**WORK TO DO**
Please reproduce every record, keeping each one exactly as written.

---------- INPUT ROWS

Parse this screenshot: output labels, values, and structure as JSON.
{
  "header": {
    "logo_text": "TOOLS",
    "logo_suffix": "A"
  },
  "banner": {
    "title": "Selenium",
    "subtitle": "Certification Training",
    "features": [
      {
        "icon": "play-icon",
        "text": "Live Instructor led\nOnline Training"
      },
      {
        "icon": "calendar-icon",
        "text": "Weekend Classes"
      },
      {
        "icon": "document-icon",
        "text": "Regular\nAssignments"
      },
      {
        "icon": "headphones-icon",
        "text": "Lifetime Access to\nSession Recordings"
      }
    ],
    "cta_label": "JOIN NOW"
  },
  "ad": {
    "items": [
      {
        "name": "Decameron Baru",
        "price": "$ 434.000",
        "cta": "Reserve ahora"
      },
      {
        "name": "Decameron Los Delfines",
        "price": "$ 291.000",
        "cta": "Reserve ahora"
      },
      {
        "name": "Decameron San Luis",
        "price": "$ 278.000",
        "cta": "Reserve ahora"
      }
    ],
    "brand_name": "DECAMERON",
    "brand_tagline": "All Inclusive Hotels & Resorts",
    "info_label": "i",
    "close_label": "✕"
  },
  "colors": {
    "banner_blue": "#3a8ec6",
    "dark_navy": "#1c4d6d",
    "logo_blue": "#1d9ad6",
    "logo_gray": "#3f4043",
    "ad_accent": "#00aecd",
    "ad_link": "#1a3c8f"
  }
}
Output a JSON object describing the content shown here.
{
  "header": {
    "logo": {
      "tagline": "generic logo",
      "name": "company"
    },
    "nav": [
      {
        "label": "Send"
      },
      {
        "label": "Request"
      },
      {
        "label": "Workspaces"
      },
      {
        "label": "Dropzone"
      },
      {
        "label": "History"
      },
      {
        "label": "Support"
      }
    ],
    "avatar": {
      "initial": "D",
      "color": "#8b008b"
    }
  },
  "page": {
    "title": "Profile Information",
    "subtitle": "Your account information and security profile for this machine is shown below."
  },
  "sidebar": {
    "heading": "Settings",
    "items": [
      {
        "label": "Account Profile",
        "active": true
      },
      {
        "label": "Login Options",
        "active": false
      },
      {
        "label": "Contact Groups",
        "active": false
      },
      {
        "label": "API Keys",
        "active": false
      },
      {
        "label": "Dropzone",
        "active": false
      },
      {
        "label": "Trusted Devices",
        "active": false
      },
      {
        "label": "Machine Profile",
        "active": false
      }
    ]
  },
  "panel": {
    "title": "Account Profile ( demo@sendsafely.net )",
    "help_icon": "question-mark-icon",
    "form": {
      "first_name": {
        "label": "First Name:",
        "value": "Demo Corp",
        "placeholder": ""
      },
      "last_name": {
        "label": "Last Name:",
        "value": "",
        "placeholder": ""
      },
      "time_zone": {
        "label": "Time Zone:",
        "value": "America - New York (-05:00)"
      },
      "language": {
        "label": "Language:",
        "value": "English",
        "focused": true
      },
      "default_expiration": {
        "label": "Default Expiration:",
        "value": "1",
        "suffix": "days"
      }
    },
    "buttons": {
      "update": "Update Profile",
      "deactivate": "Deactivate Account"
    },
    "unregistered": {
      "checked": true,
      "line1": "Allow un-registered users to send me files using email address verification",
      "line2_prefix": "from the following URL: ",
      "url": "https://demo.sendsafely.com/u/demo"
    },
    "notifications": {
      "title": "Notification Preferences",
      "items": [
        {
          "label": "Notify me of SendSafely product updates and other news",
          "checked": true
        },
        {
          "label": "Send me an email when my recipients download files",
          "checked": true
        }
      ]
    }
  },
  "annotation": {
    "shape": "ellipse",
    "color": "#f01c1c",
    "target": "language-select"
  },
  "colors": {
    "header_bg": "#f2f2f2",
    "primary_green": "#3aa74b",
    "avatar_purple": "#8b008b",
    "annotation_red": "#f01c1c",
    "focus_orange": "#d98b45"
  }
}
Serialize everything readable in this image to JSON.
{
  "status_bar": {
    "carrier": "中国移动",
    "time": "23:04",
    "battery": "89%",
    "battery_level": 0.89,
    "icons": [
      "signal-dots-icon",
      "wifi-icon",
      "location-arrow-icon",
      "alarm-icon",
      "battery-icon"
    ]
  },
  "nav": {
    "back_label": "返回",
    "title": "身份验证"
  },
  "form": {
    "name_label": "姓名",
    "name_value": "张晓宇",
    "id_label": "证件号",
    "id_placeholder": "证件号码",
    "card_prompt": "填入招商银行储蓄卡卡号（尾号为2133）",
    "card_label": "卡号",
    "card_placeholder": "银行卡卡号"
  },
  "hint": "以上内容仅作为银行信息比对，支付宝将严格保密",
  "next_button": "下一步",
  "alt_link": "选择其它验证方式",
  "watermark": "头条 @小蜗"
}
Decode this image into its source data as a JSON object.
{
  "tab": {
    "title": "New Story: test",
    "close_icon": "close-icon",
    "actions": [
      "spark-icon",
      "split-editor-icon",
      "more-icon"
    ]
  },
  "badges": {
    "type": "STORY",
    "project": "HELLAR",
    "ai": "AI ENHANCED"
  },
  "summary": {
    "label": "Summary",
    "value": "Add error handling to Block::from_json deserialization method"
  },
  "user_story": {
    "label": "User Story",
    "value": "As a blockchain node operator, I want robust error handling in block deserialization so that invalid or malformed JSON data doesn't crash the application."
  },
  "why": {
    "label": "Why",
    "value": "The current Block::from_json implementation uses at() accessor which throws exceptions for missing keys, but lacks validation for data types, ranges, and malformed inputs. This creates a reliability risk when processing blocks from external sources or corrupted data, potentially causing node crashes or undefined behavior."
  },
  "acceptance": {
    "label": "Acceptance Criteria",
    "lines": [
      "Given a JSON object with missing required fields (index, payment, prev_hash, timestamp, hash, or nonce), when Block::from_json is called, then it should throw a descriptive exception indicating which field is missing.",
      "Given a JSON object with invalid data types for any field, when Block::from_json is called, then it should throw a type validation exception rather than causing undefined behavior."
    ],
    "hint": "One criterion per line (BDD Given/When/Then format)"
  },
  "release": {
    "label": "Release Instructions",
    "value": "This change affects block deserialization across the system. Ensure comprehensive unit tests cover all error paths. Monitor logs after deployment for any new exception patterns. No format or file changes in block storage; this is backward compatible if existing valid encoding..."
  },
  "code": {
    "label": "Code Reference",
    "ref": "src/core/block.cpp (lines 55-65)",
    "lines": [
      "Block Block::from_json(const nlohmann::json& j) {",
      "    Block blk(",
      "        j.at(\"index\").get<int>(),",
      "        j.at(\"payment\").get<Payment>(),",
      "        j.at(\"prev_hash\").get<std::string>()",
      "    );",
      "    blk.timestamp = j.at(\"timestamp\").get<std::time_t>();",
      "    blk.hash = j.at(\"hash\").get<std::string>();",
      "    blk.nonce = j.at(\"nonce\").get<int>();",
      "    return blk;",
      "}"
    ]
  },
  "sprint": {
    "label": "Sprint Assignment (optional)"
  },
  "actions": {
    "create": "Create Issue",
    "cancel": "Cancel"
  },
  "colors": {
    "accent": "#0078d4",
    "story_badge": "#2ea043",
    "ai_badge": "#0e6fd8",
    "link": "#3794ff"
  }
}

--------------------

**FINAL RESULT**
Parse this screenshot: output labels, values, and structure as JSON.
{
  "header": {
    "logo_text": "TOOLS",
    "logo_suffix": "A"
  },
  "banner": {
    "title": "Selenium",
    "subtitle": "Certification Training",
    "features": [
      {
        "icon": "play-icon",
        "text": "Live Instructor led\nOnline Training"
      },
      {
        "icon": "calendar-icon",
        "text": "Weekend Classes"
      },
      {
        "icon": "document-icon",
        "text": "Regular\nAssignments"
      },
      {
        "icon": "headphones-icon",
        "text": "Lifetime Access to\nSession Recordings"
      }
    ],
    "cta_label": "JOIN NOW"
  },
  "ad": {
    "items": [
      {
        "name": "Decameron Baru",
        "price": "$ 434.000",
        "cta": "Reserve ahora"
      },
      {
        "name": "Decameron Los Delfines",
        "price": "$ 291.000",
        "cta": "Reserve ahora"
      },
      {
        "name": "Decameron San Luis",
        "price": "$ 278.000",
        "cta": "Reserve ahora"
      }
    ],
    "brand_name": "DECAMERON",
    "brand_tagline": "All Inclusive Hotels & Resorts",
    "info_label": "i",
    "close_label": "✕"
  },
  "colors": {
    "banner_blue": "#3a8ec6",
    "dark_navy": "#1c4d6d",
    "logo_blue": "#1d9ad6",
    "logo_gray": "#3f4043",
    "ad_accent": "#00aecd",
    "ad_link": "#1a3c8f"
  }
}
Output a JSON object describing the content shown here.
{
  "header": {
    "logo": {
      "tagline": "generic logo",
      "name": "company"
    },
    "nav": [
      {
        "label": "Send"
      },
      {
        "label": "Request"
      },
      {
        "label": "Workspaces"
      },
      {
        "label": "Dropzone"
      },
      {
        "label": "History"
      },
      {
        "label": "Support"
      }
    ],
    "avatar": {
      "initial": "D",
      "color": "#8b008b"
    }
  },
  "page": {
    "title": "Profile Information",
    "subtitle": "Your account information and security profile for this machine is shown below."
  },
  "sidebar": {
    "heading": "Settings",
    "items": [
      {
        "label": "Account Profile",
        "active": true
      },
      {
        "label": "Login Options",
        "active": false
      },
      {
        "label": "Contact Groups",
        "active": false
      },
      {
        "label": "API Keys",
        "active": false
      },
      {
        "label": "Dropzone",
        "active": false
      },
      {
        "label": "Trusted Devices",
        "active": false
      },
      {
        "label": "Machine Profile",
        "active": false
      }
    ]
  },
  "panel": {
    "title": "Account Profile ( demo@sendsafely.net )",
    "help_icon": "question-mark-icon",
    "form": {
      "first_name": {
        "label": "First Name:",
        "value": "Demo Corp",
        "placeholder": ""
      },
      "last_name": {
        "label": "Last Name:",
        "value": "",
        "placeholder": ""
      },
      "time_zone": {
        "label": "Time Zone:",
        "value": "America - New York (-05:00)"
      },
      "language": {
        "label": "Language:",
        "value": "English",
        "focused": true
      },
      "default_expiration": {
        "label": "Default Expiration:",
        "value": "1",
        "suffix": "days"
      }
    },
    "buttons": {
      "update": "Update Profile",
      "deactivate": "Deactivate Account"
    },
    "unregistered": {
      "checked": true,
      "line1": "Allow un-registered users to send me files using email address verification",
      "line2_prefix": "from the following URL: ",
      "url": "https://demo.sendsafely.com/u/demo"
    },
    "notifications": {
      "title": "Notification Preferences",
      "items": [
        {
          "label": "Notify me of SendSafely product updates and other news",
          "checked": true
        },
        {
          "label": "Send me an email when my recipients download files",
          "checked": true
        }
      ]
    }
  },
  "annotation": {
    "shape": "ellipse",
    "color": "#f01c1c",
    "target": "language-select"
  },
  "colors": {
    "header_bg": "#f2f2f2",
    "primary_green": "#3aa74b",
    "avatar_purple": "#8b008b",
    "annotation_red": "#f01c1c",
    "focus_orange": "#d98b45"
  }
}
Serialize everything readable in this image to JSON.
{
  "status_bar": {
    "carrier": "中国移动",
    "time": "23:04",
    "battery": "89%",
    "battery_level": 0.89,
    "icons": [
      "signal-dots-icon",
      "wifi-icon",
      "location-arrow-icon",
      "alarm-icon",
      "battery-icon"
    ]
  },
  "nav": {
    "back_label": "返回",
    "title": "身份验证"
  },
  "form": {
    "name_label": "姓名",
    "name_value": "张晓宇",
    "id_label": "证件号",
    "id_placeholder": "证件号码",
    "card_prompt": "填入招商银行储蓄卡卡号（尾号为2133）",
    "card_label": "卡号",
    "card_placeholder": "银行卡卡号"
  },
  "hint": "以上内容仅作为银行信息比对，支付宝将严格保密",
  "next_button": "下一步",
  "alt_link": "选择其它验证方式",
  "watermark": "头条 @小蜗"
}
Decode this image into its source data as a JSON object.
{
  "tab": {
    "title": "New Story: test",
    "close_icon": "close-icon",
    "actions": [
      "spark-icon",
      "split-editor-icon",
      "more-icon"
    ]
  },
  "badges": {
    "type": "STORY",
    "project": "HELLAR",
    "ai": "AI ENHANCED"
  },
  "summary": {
    "label": "Summary",
    "value": "Add error handling to Block::from_json deserialization method"
  },
  "user_story": {
    "label": "User Story",
    "value": "As a blockchain node operator, I want robust error handling in block deserialization so that invalid or malformed JSON data doesn't crash the application."
  },
  "why": {
    "label": "Why",
    "value": "The current Block::from_json implementation uses at() accessor which throws exceptions for missing keys, but lacks validation for data types, ranges, and malformed inputs. This creates a reliability risk when processing blocks from external sources or corrupted data, potentially causing node crashes or undefined behavior."
  },
  "acceptance": {
    "label": "Acceptance Criteria",
    "lines": [
      "Given a JSON object with missing required fields (index, payment, prev_hash, timestamp, hash, or nonce), when Block::from_json is called, then it should throw a descriptive exception indicating which field is missing.",
      "Given a JSON object with invalid data types for any field, when Block::from_json is called, then it should throw a type validation exception rather than causing undefined behavior."
    ],
    "hint": "One criterion per line (BDD Given/When/Then format)"
  },
  "release": {
    "label": "Release Instructions",
    "value": "This change affects block deserialization across the system. Ensure comprehensive unit tests cover all error paths. Monitor logs after deployment for any new exception patterns. No format or file changes in block storage; this is backward compatible if existing valid encoding..."
  },
  "code": {
    "label": "Code Reference",
    "ref": "src/core/block.cpp (lines 55-65)",
    "lines": [
      "Block Block::from_json(const nlohmann::json& j) {",
      "    Block blk(",
      "        j.at(\"index\").get<int>(),",
      "        j.at(\"payment\").get<Payment>(),",
      "        j.at(\"prev_hash\").get<std::string>()",
      "    );",
      "    blk.timestamp = j.at(\"timestamp\").get<std::time_t>();",
      "    blk.hash = j.at(\"hash\").get<std::string>();",
      "    blk.nonce = j.at(\"nonce\").get<int>();",
      "    return blk;",
      "}"
    ]
  },
  "sprint": {
    "label": "Sprint Assignment (optional)"
  },
  "actions": {
    "create": "Create Issue",
    "cancel": "Cancel"
  },
  "colors": {
    "accent": "#0078d4",
    "story_badge": "#2ea043",
    "ai_badge": "#0e6fd8",
    "link": "#3794ff"
  }
}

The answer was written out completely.